### Given records
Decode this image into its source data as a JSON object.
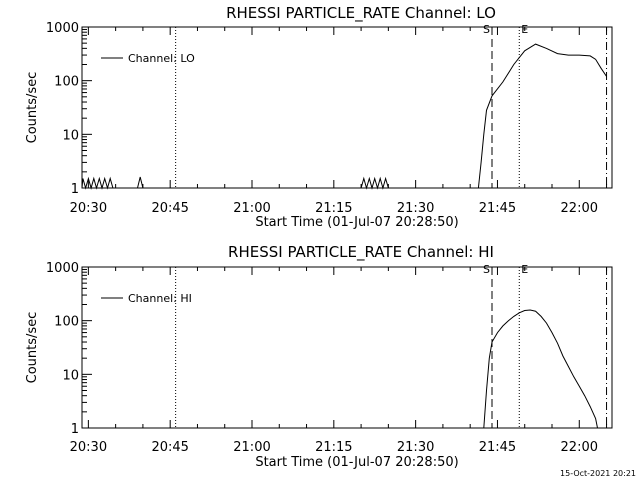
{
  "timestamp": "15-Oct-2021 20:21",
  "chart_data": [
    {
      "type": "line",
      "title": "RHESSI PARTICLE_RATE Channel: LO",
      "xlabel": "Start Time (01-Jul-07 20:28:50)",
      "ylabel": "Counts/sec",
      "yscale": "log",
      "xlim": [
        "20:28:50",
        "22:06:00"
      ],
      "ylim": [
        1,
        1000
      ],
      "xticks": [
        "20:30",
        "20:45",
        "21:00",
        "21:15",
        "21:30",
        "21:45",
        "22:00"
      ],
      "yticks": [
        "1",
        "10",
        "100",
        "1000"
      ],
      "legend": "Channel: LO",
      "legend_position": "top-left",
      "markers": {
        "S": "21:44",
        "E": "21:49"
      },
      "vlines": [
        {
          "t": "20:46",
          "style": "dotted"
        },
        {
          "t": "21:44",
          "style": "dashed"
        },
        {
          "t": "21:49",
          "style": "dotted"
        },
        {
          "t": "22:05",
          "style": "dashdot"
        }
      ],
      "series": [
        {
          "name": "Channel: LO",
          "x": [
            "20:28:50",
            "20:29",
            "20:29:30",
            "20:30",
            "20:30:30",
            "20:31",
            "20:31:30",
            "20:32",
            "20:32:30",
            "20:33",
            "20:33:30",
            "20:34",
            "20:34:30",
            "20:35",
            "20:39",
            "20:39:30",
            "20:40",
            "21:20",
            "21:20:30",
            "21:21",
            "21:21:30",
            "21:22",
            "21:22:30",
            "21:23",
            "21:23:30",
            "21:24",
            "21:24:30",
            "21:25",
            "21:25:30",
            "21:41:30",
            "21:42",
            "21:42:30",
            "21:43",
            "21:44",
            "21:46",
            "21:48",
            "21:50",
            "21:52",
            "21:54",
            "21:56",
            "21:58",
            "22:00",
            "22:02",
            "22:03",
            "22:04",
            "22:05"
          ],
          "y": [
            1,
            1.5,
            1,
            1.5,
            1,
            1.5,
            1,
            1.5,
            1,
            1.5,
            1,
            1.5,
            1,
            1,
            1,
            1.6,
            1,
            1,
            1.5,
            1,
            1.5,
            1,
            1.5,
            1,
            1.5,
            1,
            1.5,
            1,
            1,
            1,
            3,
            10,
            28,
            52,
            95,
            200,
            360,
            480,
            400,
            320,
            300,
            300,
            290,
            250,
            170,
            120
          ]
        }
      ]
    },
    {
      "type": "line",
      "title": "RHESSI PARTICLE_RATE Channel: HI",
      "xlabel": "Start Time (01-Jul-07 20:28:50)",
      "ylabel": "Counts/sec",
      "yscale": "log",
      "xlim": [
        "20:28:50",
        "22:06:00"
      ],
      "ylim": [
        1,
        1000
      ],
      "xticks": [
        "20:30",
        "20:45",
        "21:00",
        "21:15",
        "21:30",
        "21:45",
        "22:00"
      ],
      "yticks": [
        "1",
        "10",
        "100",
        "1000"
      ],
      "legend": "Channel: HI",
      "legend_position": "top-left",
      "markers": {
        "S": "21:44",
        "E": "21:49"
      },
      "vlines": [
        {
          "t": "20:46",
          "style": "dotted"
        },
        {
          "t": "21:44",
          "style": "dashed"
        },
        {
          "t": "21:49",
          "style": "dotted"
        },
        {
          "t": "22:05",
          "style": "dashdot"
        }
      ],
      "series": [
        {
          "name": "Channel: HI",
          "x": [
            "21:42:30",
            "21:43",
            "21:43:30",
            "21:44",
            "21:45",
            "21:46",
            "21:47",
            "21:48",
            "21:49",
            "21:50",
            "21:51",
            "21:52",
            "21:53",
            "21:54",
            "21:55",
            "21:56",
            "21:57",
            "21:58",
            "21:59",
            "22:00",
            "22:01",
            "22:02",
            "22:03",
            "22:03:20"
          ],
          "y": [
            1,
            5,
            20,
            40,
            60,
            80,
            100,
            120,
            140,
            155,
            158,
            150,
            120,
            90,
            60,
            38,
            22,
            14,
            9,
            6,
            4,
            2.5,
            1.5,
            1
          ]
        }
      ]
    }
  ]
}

### Exercise
Exact duplication of all the records is required; pictures are omitted from the copy.

### Answer to the problem
Decode this image into its source data as a JSON object.
{
  "timestamp": "15-Oct-2021 20:21",
  "chart_data": [
    {
      "type": "line",
      "title": "RHESSI PARTICLE_RATE Channel: LO",
      "xlabel": "Start Time (01-Jul-07 20:28:50)",
      "ylabel": "Counts/sec",
      "yscale": "log",
      "xlim": [
        "20:28:50",
        "22:06:00"
      ],
      "ylim": [
        1,
        1000
      ],
      "xticks": [
        "20:30",
        "20:45",
        "21:00",
        "21:15",
        "21:30",
        "21:45",
        "22:00"
      ],
      "yticks": [
        "1",
        "10",
        "100",
        "1000"
      ],
      "legend": "Channel: LO",
      "legend_position": "top-left",
      "markers": {
        "S": "21:44",
        "E": "21:49"
      },
      "vlines": [
        {
          "t": "20:46",
          "style": "dotted"
        },
        {
          "t": "21:44",
          "style": "dashed"
        },
        {
          "t": "21:49",
          "style": "dotted"
        },
        {
          "t": "22:05",
          "style": "dashdot"
        }
      ],
      "series": [
        {
          "name": "Channel: LO",
          "x": [
            "20:28:50",
            "20:29",
            "20:29:30",
            "20:30",
            "20:30:30",
            "20:31",
            "20:31:30",
            "20:32",
            "20:32:30",
            "20:33",
            "20:33:30",
            "20:34",
            "20:34:30",
            "20:35",
            "20:39",
            "20:39:30",
            "20:40",
            "21:20",
            "21:20:30",
            "21:21",
            "21:21:30",
            "21:22",
            "21:22:30",
            "21:23",
            "21:23:30",
            "21:24",
            "21:24:30",
            "21:25",
            "21:25:30",
            "21:41:30",
            "21:42",
            "21:42:30",
            "21:43",
            "21:44",
            "21:46",
            "21:48",
            "21:50",
            "21:52",
            "21:54",
            "21:56",
            "21:58",
            "22:00",
            "22:02",
            "22:03",
            "22:04",
            "22:05"
          ],
          "y": [
            1,
            1.5,
            1,
            1.5,
            1,
            1.5,
            1,
            1.5,
            1,
            1.5,
            1,
            1.5,
            1,
            1,
            1,
            1.6,
            1,
            1,
            1.5,
            1,
            1.5,
            1,
            1.5,
            1,
            1.5,
            1,
            1.5,
            1,
            1,
            1,
            3,
            10,
            28,
            52,
            95,
            200,
            360,
            480,
            400,
            320,
            300,
            300,
            290,
            250,
            170,
            120
          ]
        }
      ]
    },
    {
      "type": "line",
      "title": "RHESSI PARTICLE_RATE Channel: HI",
      "xlabel": "Start Time (01-Jul-07 20:28:50)",
      "ylabel": "Counts/sec",
      "yscale": "log",
      "xlim": [
        "20:28:50",
        "22:06:00"
      ],
      "ylim": [
        1,
        1000
      ],
      "xticks": [
        "20:30",
        "20:45",
        "21:00",
        "21:15",
        "21:30",
        "21:45",
        "22:00"
      ],
      "yticks": [
        "1",
        "10",
        "100",
        "1000"
      ],
      "legend": "Channel: HI",
      "legend_position": "top-left",
      "markers": {
        "S": "21:44",
        "E": "21:49"
      },
      "vlines": [
        {
          "t": "20:46",
          "style": "dotted"
        },
        {
          "t": "21:44",
          "style": "dashed"
        },
        {
          "t": "21:49",
          "style": "dotted"
        },
        {
          "t": "22:05",
          "style": "dashdot"
        }
      ],
      "series": [
        {
          "name": "Channel: HI",
          "x": [
            "21:42:30",
            "21:43",
            "21:43:30",
            "21:44",
            "21:45",
            "21:46",
            "21:47",
            "21:48",
            "21:49",
            "21:50",
            "21:51",
            "21:52",
            "21:53",
            "21:54",
            "21:55",
            "21:56",
            "21:57",
            "21:58",
            "21:59",
            "22:00",
            "22:01",
            "22:02",
            "22:03",
            "22:03:20"
          ],
          "y": [
            1,
            5,
            20,
            40,
            60,
            80,
            100,
            120,
            140,
            155,
            158,
            150,
            120,
            90,
            60,
            38,
            22,
            14,
            9,
            6,
            4,
            2.5,
            1.5,
            1
          ]
        }
      ]
    }
  ]
}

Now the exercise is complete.